DO THIS → Filter the entries below, keeping only lines with the word "助理不涉及".

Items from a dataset
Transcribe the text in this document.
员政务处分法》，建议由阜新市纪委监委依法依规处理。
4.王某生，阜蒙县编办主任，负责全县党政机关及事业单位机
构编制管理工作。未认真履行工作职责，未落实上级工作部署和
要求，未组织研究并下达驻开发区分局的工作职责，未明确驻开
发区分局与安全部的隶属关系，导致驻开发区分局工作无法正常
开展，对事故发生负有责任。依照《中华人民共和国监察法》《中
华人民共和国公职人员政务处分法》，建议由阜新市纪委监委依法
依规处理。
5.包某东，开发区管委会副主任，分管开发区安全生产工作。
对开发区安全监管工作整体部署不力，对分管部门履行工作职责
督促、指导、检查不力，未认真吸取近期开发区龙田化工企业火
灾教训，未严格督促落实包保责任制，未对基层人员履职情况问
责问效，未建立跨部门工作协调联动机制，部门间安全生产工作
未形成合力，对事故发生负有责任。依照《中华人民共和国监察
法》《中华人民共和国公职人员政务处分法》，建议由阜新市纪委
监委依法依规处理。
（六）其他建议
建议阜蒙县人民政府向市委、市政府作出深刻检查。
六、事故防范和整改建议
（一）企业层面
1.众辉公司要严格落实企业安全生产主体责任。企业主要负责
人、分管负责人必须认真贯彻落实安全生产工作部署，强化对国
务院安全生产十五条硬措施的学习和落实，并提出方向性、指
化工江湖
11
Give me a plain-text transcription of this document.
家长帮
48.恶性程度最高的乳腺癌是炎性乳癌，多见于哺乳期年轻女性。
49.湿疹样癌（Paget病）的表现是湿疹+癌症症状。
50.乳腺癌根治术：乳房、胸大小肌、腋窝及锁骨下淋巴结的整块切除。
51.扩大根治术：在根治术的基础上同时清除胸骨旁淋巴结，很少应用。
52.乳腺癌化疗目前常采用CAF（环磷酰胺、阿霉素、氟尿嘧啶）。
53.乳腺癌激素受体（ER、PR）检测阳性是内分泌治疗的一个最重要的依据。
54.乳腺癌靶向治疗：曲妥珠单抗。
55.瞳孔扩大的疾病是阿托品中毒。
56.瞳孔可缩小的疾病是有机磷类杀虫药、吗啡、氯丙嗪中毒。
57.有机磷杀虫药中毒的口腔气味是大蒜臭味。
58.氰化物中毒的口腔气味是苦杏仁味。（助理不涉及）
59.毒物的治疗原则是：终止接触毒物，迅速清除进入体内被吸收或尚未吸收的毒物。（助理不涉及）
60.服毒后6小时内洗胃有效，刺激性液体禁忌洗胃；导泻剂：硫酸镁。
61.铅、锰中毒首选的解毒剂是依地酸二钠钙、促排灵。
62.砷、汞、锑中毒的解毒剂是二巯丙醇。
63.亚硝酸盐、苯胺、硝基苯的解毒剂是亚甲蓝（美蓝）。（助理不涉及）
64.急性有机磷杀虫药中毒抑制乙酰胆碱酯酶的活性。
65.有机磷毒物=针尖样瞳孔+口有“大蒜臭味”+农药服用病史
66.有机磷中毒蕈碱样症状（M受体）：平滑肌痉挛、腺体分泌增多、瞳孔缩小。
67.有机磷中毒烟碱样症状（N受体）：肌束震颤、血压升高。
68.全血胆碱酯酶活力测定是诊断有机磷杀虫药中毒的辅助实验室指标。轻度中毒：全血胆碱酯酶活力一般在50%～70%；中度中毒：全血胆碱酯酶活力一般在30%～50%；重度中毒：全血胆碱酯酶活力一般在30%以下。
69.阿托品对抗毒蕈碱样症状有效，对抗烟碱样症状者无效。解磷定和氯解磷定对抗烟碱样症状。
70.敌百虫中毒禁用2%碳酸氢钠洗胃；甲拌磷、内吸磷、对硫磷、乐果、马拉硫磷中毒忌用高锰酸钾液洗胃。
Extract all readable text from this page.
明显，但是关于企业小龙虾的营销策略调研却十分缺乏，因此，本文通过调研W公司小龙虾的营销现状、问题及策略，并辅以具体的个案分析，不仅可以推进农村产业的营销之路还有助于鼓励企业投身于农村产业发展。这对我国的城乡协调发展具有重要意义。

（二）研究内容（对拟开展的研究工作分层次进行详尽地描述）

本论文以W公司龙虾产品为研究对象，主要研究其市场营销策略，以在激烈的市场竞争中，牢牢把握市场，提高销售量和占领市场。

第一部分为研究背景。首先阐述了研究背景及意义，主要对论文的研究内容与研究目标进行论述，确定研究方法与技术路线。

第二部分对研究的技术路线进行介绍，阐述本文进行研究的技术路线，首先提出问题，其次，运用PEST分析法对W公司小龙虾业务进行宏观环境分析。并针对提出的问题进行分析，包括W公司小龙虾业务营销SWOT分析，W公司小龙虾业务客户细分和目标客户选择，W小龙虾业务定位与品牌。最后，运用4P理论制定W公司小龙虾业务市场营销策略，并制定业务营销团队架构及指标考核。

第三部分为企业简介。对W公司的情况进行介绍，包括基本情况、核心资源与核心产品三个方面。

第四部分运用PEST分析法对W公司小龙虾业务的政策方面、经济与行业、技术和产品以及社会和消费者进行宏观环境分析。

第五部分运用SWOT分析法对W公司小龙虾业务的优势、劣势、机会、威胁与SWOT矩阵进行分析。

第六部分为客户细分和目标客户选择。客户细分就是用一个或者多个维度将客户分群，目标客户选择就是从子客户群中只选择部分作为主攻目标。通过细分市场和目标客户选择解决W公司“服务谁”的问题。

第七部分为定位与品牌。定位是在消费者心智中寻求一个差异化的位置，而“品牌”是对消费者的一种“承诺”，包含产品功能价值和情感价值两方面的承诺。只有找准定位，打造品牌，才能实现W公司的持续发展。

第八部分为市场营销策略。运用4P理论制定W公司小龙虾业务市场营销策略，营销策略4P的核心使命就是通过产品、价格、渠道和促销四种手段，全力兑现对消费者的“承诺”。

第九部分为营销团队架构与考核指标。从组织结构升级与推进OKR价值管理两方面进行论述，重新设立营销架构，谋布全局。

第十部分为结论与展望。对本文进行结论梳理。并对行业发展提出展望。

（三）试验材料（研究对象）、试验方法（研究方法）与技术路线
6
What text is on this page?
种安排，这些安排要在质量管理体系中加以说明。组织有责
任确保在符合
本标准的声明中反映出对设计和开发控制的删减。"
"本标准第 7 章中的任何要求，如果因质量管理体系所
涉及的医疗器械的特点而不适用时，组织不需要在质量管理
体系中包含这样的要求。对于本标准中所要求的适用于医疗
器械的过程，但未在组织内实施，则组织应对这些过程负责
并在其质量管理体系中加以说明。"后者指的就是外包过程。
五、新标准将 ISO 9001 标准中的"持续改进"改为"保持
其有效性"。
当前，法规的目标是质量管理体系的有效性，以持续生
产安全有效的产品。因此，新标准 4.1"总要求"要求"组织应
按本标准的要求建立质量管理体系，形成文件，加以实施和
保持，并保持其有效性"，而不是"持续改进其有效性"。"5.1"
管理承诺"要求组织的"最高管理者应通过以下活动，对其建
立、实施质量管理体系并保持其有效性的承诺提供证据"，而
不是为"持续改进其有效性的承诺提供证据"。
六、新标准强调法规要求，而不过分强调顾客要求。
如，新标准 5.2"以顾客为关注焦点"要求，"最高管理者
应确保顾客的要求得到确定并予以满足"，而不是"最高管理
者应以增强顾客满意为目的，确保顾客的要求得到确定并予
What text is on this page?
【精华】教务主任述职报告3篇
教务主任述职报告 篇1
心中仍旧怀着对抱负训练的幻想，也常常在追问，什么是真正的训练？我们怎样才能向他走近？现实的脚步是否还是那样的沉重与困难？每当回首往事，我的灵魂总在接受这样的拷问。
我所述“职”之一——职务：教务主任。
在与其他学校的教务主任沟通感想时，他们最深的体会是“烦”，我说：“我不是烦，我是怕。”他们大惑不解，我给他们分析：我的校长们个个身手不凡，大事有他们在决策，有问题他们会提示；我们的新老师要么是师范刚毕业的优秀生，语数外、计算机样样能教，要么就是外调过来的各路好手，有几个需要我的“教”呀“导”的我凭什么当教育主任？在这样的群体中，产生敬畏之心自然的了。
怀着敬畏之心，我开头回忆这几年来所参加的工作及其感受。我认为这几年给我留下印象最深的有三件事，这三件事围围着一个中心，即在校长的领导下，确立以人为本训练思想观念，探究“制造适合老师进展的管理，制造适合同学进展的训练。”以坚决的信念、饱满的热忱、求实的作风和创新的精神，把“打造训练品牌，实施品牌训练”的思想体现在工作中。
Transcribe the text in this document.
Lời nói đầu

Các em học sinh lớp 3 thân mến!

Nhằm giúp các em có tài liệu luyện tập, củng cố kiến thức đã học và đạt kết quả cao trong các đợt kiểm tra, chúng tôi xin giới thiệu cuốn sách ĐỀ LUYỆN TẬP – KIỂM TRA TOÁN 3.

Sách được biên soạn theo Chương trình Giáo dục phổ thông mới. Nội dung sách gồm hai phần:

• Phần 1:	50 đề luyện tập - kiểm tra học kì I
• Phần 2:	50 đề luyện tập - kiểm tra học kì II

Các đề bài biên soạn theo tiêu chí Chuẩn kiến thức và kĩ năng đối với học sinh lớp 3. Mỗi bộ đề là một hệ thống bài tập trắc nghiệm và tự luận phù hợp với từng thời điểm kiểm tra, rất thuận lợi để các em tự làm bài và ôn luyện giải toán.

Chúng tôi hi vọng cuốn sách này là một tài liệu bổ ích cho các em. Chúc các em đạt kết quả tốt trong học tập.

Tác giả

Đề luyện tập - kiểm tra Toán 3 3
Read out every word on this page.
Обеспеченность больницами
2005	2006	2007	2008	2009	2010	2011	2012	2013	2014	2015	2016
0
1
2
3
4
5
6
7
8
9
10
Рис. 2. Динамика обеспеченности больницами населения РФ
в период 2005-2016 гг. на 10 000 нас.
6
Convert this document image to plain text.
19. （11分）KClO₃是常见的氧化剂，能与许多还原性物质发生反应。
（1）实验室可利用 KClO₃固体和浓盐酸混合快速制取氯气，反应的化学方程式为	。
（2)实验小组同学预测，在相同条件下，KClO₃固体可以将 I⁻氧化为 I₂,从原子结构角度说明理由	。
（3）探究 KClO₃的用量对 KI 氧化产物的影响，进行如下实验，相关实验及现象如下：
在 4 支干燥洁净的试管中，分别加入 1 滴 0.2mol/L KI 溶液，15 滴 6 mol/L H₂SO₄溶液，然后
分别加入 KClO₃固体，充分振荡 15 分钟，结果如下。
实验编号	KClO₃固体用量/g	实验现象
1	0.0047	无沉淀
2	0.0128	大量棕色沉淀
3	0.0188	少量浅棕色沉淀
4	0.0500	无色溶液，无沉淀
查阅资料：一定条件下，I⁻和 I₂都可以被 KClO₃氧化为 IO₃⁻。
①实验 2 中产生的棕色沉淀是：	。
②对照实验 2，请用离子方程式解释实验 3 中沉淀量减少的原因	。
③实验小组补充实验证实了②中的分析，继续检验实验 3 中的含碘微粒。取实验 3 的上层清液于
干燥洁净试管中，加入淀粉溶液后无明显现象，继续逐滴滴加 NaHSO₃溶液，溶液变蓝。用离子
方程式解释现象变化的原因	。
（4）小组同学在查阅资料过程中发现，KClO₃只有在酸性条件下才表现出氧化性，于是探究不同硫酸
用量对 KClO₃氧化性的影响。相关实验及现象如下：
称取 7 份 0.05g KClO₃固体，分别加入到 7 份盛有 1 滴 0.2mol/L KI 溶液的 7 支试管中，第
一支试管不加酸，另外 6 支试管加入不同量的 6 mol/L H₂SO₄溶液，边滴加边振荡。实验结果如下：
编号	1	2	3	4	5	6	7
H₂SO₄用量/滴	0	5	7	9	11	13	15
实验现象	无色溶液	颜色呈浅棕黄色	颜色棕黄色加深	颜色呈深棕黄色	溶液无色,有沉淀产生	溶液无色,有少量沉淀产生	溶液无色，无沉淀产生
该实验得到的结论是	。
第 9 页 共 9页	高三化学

EXERCISE SOLUTION →
58.氰化物中毒的口腔气味是苦杏仁味。（助理不涉及）
59.毒物的治疗原则是：终止接触毒物，迅速清除进入体内被吸收或尚未吸收的毒物。（助理不涉及）
63.亚硝酸盐、苯胺、硝基苯的解毒剂是亚甲蓝（美蓝）。（助理不涉及）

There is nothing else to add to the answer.